### Exercise set
**a.** In the passage on psychodynamic therapy for personality disorders, how many studies and patients did the analysis comparing dynamic therapies with control conditions cover?
**b.** Write the next part of the passage on psychodynamic therapy for personality disorders, picking up after its final sentence.
____ Document passage
Suicidal ideation in patients with BPD can have serious consequences for the patient and can be highly stressful for the clinician. This expert panel identified six common features of most major treatment approaches to suicidal ideation in BPD. Even if clinicians are not explicitly trained in any one of the approaches, ensuring that these six factors are present in their work will improve the likelihood that their patients will experience a good outcome.
Evidence for Psychodynamic Therapy of Personality Disorders
Barber, J.P., Muran, J.C., McCarthy, K.S., & Keefe, J.R. (2013). Research on dynamic therapies. In M.E. Lambert (Ed.), Bergin and Garfield’s Handbook of Psychotherapy and Behavior Change, 6th Edition (pp. 443-494). New York: Wiley.
In this part of their chapter, Barber and colleagues (2013) summarize the research on the efficacy of dynamic therapies for personality disorders. As the authors indicate, dynamic therapies refer to a family of interventions that: focus on the unconscious, affect, cognitions and interpersonal relationships; use interpretations and clarifications; consider transference and countertransference; and use the therapeutic relationship to improve self understanding and self-awareness. Following Magnavity (1997), the authors describe dynamic therapies specifically for personality disorders as identifying maladaptive, recurring patterns of thinking, behaving and emotional responding with the intent of restructuring these through linking current and transference patterns to early attachment and trauma. Barber and colleagues conducted meta analyses of available research on dynamic therapies for personality disorders. They combined several outcomes based on patient and observer reports as an index of general outcome. In seven studies representing 452 patients, dynamic therapies for personality disorders were more effective than control conditions (i.e., treatment as usual, or wait-lists), and the size of the effect was moderate. They found no significant differences between dynamic therapies and other types of therapy for personality disorders. Dynamic therapies had significant advantages over control conditions for general symptomatology, interpersonal problems, personality pathology, and suicidality. These therapeutic effects were maintained to short-term follow up.
________
____ Extracted data
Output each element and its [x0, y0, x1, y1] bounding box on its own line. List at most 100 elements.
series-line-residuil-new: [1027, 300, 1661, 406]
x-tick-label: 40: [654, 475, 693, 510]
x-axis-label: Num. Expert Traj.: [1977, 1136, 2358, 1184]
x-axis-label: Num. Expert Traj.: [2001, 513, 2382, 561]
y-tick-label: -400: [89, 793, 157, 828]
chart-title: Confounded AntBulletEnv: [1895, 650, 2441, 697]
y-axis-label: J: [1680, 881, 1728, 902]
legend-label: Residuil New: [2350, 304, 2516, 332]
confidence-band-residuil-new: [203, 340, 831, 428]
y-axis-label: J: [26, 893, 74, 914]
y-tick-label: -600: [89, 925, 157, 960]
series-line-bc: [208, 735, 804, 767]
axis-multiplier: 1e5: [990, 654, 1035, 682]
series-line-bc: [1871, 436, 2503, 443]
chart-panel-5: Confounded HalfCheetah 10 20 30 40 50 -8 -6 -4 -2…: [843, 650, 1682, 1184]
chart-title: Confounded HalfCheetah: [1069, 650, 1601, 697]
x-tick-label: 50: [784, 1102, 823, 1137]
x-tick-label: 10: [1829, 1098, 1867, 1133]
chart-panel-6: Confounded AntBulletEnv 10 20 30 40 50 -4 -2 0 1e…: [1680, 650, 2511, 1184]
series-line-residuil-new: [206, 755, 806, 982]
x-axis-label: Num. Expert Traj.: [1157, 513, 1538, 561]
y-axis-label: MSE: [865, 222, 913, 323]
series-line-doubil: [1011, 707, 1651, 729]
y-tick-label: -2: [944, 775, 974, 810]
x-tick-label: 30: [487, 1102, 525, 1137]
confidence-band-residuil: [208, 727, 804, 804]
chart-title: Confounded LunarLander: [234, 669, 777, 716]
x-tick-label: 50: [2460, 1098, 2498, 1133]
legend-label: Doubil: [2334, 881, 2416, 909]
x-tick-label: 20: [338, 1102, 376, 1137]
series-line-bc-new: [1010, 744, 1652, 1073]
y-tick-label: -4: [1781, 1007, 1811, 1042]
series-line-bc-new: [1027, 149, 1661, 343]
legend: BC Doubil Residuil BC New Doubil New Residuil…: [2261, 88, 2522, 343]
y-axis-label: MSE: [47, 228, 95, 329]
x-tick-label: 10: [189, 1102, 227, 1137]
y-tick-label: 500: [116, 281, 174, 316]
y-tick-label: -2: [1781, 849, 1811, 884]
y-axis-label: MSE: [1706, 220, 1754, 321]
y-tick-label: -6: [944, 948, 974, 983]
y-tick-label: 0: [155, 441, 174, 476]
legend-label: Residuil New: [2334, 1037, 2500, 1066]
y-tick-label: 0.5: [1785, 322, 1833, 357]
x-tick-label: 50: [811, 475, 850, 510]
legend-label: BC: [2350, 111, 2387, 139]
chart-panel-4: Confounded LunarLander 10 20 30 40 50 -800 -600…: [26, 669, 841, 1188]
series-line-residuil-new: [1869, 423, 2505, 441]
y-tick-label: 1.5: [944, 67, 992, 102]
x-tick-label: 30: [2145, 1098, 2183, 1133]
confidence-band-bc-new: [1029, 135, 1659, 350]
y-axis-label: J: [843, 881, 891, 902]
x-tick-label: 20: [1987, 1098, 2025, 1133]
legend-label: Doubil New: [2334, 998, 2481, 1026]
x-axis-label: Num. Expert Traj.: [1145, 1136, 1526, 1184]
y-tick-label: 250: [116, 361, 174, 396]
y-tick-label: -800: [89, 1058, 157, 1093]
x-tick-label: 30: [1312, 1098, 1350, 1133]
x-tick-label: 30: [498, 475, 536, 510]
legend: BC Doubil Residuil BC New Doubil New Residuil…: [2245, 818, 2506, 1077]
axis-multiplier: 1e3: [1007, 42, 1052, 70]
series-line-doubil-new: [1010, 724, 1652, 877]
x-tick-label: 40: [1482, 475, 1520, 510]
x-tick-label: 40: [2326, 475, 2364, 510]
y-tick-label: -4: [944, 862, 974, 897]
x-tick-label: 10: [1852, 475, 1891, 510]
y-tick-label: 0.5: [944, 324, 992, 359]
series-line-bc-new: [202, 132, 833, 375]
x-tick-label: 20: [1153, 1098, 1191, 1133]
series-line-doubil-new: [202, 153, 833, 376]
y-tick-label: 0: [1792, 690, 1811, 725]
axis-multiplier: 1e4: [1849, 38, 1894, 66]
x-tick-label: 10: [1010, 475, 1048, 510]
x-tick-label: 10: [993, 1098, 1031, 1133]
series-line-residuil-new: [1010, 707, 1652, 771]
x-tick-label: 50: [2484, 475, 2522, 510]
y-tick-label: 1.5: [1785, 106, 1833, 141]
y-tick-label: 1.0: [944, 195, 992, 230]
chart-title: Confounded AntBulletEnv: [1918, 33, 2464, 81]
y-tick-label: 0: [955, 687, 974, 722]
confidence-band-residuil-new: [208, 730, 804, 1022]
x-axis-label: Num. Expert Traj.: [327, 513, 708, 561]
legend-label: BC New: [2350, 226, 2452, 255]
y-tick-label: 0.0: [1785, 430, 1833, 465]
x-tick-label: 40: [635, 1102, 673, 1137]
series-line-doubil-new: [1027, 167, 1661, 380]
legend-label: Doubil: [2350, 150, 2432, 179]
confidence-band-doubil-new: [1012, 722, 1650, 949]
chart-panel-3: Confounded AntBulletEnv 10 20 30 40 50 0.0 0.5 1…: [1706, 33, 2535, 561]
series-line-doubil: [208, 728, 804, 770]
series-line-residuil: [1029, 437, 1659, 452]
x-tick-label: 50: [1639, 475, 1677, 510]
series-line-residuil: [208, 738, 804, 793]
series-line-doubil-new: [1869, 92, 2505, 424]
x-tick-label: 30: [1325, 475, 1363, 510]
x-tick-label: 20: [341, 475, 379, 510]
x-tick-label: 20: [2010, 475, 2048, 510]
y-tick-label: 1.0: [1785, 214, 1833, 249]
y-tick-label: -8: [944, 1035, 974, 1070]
________
### Outputs by task
**a.** Seven studies representing 452 patients.

**b.**
There are now several dynamic therapies for personality disorders that have substantial research evidence for their efficacy. For example, Transference Focused Psychotherapy for borderline personality disorder is considered a “well-established” treatment by the American Psychological Association Division 12. Mentalization-based treatment is also considered to be “probably efficacious”. Other “probably efficacious” dynamic therapies include: McCullough-Vaillant’s short term dynamic psychotherapy (STDP) and brief relational therapy for Cluster C personality disorders (i.e., avoidant, dependent, obsessive-compulsive); and intensive STDP for general personality disorder.